— Goal of the exercise —
In the listing that follows, count each line where the word "WaterSource" appears; write nothing but the count.

— Collected data —
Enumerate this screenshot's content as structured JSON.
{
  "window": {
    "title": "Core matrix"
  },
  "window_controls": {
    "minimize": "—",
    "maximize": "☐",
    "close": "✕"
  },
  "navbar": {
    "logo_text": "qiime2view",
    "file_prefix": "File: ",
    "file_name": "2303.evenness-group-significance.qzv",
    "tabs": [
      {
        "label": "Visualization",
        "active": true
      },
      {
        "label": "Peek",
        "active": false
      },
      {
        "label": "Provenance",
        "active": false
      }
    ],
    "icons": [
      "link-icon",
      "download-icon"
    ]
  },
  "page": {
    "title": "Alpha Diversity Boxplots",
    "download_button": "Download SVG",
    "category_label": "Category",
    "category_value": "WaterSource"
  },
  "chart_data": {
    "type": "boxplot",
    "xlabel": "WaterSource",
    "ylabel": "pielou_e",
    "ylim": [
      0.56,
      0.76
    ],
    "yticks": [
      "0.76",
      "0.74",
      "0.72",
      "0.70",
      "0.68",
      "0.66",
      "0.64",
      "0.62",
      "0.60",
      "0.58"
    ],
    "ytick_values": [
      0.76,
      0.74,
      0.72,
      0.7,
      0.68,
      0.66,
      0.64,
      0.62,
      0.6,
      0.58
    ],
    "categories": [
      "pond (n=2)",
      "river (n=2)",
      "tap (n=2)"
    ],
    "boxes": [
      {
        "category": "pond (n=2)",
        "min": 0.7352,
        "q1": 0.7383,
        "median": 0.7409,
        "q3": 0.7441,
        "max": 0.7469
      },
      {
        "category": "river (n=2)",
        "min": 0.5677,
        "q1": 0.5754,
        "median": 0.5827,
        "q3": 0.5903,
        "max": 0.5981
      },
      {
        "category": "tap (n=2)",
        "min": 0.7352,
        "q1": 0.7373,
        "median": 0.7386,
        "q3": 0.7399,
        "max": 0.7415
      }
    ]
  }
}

— Final result —
2